> _TASKS TO PERFORM_:
A) Copy the part of the forum thread on fragrance separation below that opens with the words containing "I just don't" and closes with "shipping that way!".
B) For each statement below, say whether it agrees with the forum thread on fragrance separation, answering yes or no and quoting the deciding words of the thread: (i) kittywings first tried vodka and essential oils for perfume; (ii) LJA's attempt with poly 80 came out separated but clear; (iii) kittywings's brother is driving up from Tucson.

Start of EXTRACT PROVIDED

# Separation



## kittywings (Aug 11, 2009)

I'm having issues fragrance-wise.  I've tried making both perfume and reed diffusers and my stuff always separates!  I originally tried vodka and essential oils for perfume... separated, vodka and fo... separated, cyclomethicone and fo... separated, dipropylene glycol and fo...separated.  I tried adding denatured alcohol, separated into 3 layers.

ARGH!!!!

Any thoughts?


----------



## artisan soaps (Aug 12, 2009)

..


----------



## LJA (Aug 12, 2009)

kittywings said:
			
		

> I'm having issues fragrance-wise.  I've tried making both perfume and reed diffusers and my stuff always separates!  I originally tried vodka and essential oils for perfume... separated, vodka and fo... separated, cyclomethicone and fo... separated, dipropylene glycol and fo...separated.  I tried adding denatured alcohol, separated into 3 layers.
> 
> ARGH!!!!
> 
> Any thoughts?



Mine did it too.  ARRGGHHH.  Indeed.  Word on the street is to try WSP's cyclo....


----------



## kittywings (Aug 13, 2009)

Thanks for the tip, Artisan! 

I just ordered some from SOS... and 10 sniffies... and some Neroli FO, you know... to make the shipping worthwhile. 

Here's hopin' (fingers crossed!)


----------



## kittywings (Aug 13, 2009)

Thanks for the tip, Artisan! 

I just ordered some from SOS... and 10 sniffies... and some Neroli FO, you know... to make the shipping worthwhile. 

Here's hopin' (fingers crossed!)


----------



## LJA (Aug 14, 2009)

kittywings said:
			
		

> Thanks for the tip, Artisan!
> 
> I just ordered some from SOS... and 10 sniffies... and some Neroli FO, you know... to make the shipping worthwhile.
> 
> Here's hopin' (fingers crossed!)



I did the poly 80 - it end up separated AND cloudy.  lol.


----------



## carebear (Aug 14, 2009)

which essential oils?


----------



## kittywings (Aug 14, 2009)

Jasmine (which technically is an absolute), ylang ylang III, and rose.

Turns out I hadn't ordered the polysorbate, etc.  maybe I'll hold off after what LJA said.

I just don't get it, everything I've looked at talks about how easy it is to make perfume/reed diifusers... (sigh).

I'm probably gonna order some perfumer's alcohol... turns out my brother is driving up from Tucson next weekend and Snowdrift farms is between his work and home... I could avoid shipping that way!

End of EXTRACT PROVIDED
Start of GIVEN ENTRIES

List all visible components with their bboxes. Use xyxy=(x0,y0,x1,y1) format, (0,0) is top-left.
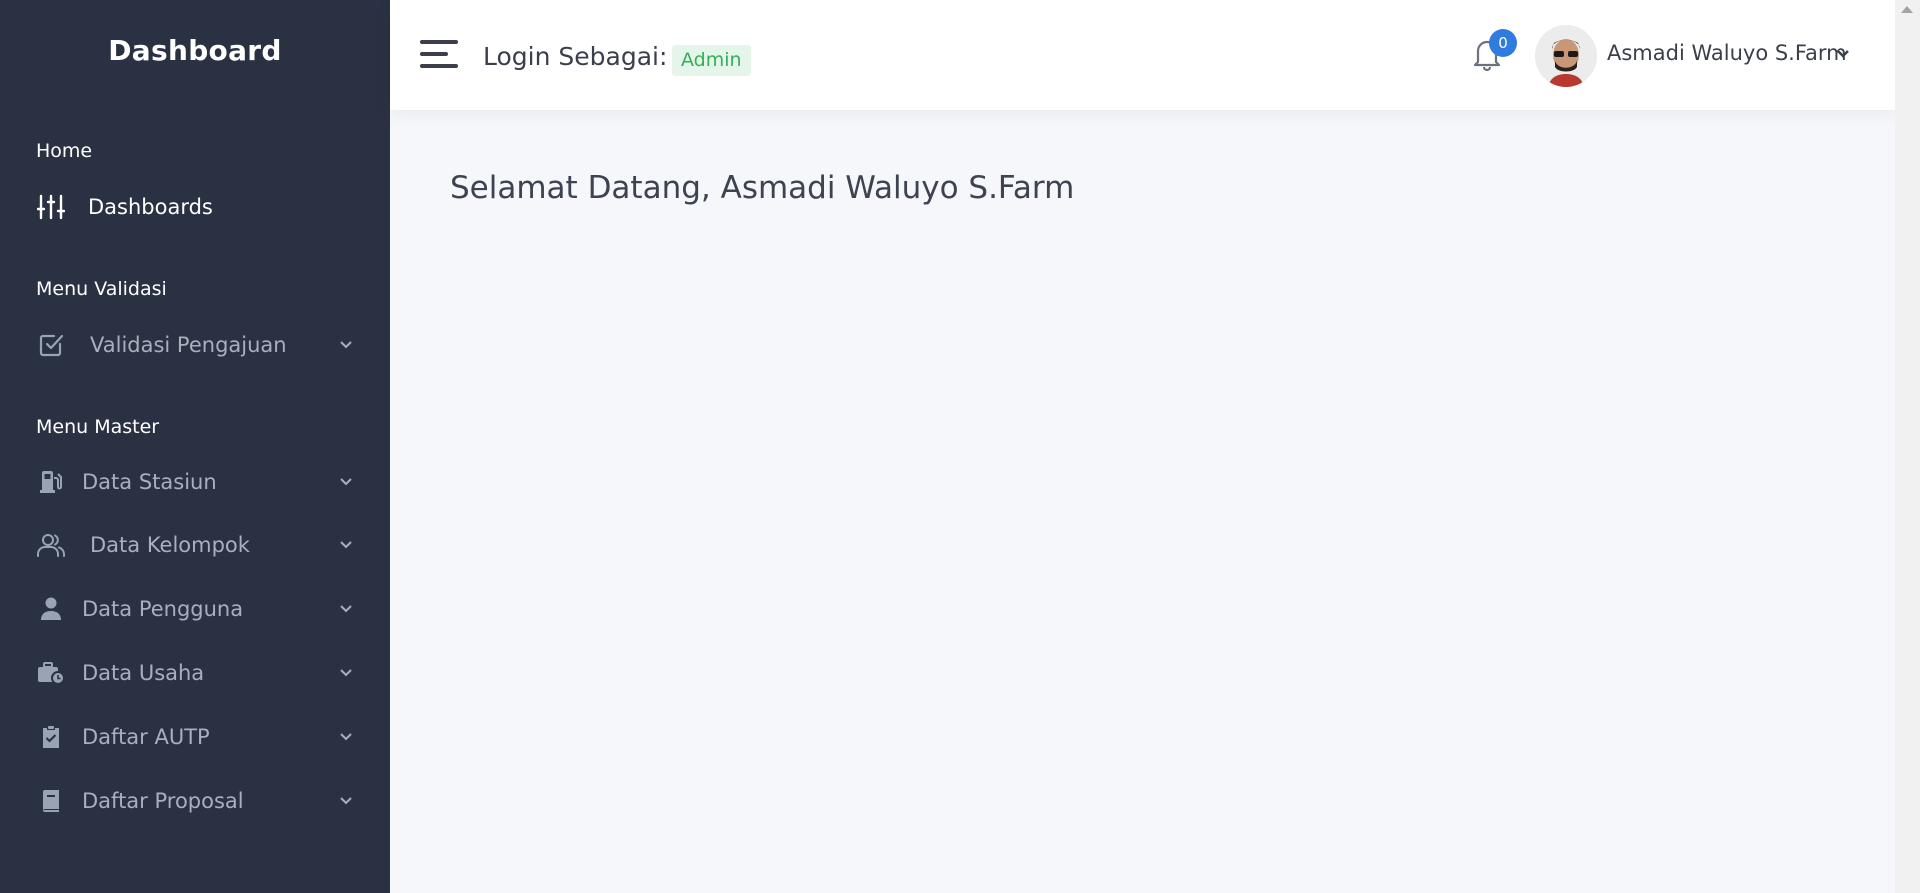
sidebar-item-data-usaha[interactable]: Data Usaha xyxy=(36,651,356,695)
top-header: Login Sebagai: Admin 0 Asmadi Waluyo S.F… xyxy=(390,0,1895,110)
user-name[interactable]: Asmadi Waluyo S.Farm xyxy=(1607,41,1847,65)
chevron-down-icon xyxy=(336,727,356,747)
sliders-icon xyxy=(36,192,66,222)
menu-toggle-icon[interactable] xyxy=(420,38,458,70)
section-label-validasi: Menu Validasi xyxy=(36,278,167,300)
gas-station-icon xyxy=(36,467,66,497)
login-as-label: Login Sebagai: xyxy=(483,42,668,71)
chevron-down-icon xyxy=(336,791,356,811)
sidebar-item-label: Data Stasiun xyxy=(82,470,217,494)
sidebar-item-label: Daftar AUTP xyxy=(82,725,210,749)
sidebar-item-label: Data Kelompok xyxy=(90,533,250,557)
sidebar-item-daftar-autp[interactable]: Daftar AUTP xyxy=(36,715,356,759)
user-icon xyxy=(36,594,66,624)
welcome-heading: Selamat Datang, Asmadi Waluyo S.Farm xyxy=(450,170,1075,206)
book-icon xyxy=(36,786,66,816)
section-label-master: Menu Master xyxy=(36,416,160,438)
users-icon xyxy=(36,530,66,560)
notification-count-badge: 0 xyxy=(1489,29,1517,57)
section-label-home: Home xyxy=(36,140,93,162)
chevron-down-icon[interactable] xyxy=(1836,44,1854,62)
sidebar-item-label: Data Usaha xyxy=(82,661,205,685)
sidebar-item-validasi-pengajuan[interactable]: Validasi Pengajuan xyxy=(36,323,356,367)
chevron-down-icon xyxy=(336,535,356,555)
sidebar: Dashboard Home Dashboards Menu Validasi … xyxy=(0,0,390,893)
sidebar-item-data-kelompok[interactable]: Data Kelompok xyxy=(36,523,356,567)
sidebar-brand[interactable]: Dashboard xyxy=(0,0,390,100)
scroll-up-icon[interactable] xyxy=(1901,6,1913,13)
chevron-down-icon xyxy=(336,663,356,683)
sidebar-item-label: Validasi Pengajuan xyxy=(90,333,287,357)
chevron-down-icon xyxy=(336,599,356,619)
sidebar-item-data-pengguna[interactable]: Data Pengguna xyxy=(36,587,356,631)
avatar[interactable] xyxy=(1535,25,1597,87)
clipboard-check-icon xyxy=(36,722,66,752)
chevron-down-icon xyxy=(336,472,356,492)
sidebar-item-data-stasiun[interactable]: Data Stasiun xyxy=(36,460,356,504)
checkbox-icon xyxy=(36,330,66,360)
sidebar-item-label: Data Pengguna xyxy=(82,597,244,621)
briefcase-clock-icon xyxy=(36,658,66,688)
chevron-down-icon xyxy=(336,335,356,355)
sidebar-item-label: Daftar Proposal xyxy=(82,789,244,813)
role-badge: Admin xyxy=(672,45,751,76)
sidebar-item-dashboards[interactable]: Dashboards xyxy=(36,185,356,229)
page-scrollbar[interactable] xyxy=(1895,0,1920,893)
sidebar-item-label: Dashboards xyxy=(88,195,213,219)
sidebar-item-daftar-proposal[interactable]: Daftar Proposal xyxy=(36,779,356,823)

End of GIVEN ENTRIES

> _SOLUTIONS TO EACH TASK_:
A)
I just don't get it, everything I've looked at talks about how easy it is to make perfume/reed diifusers... (sigh).

I'm probably gonna order some perfumer's alcohol... turns out my brother is driving up from Tucson next weekend and Snowdrift farms is between his work and home... I could avoid shipping that way!

B)
(i) Yes: "I originally tried vodka and essential oils for perfume... separated"
(ii) No: "I did the poly 80 - it end up separated AND cloudy."
(iii) Yes: "turns out my brother is driving up from Tucson next weekend"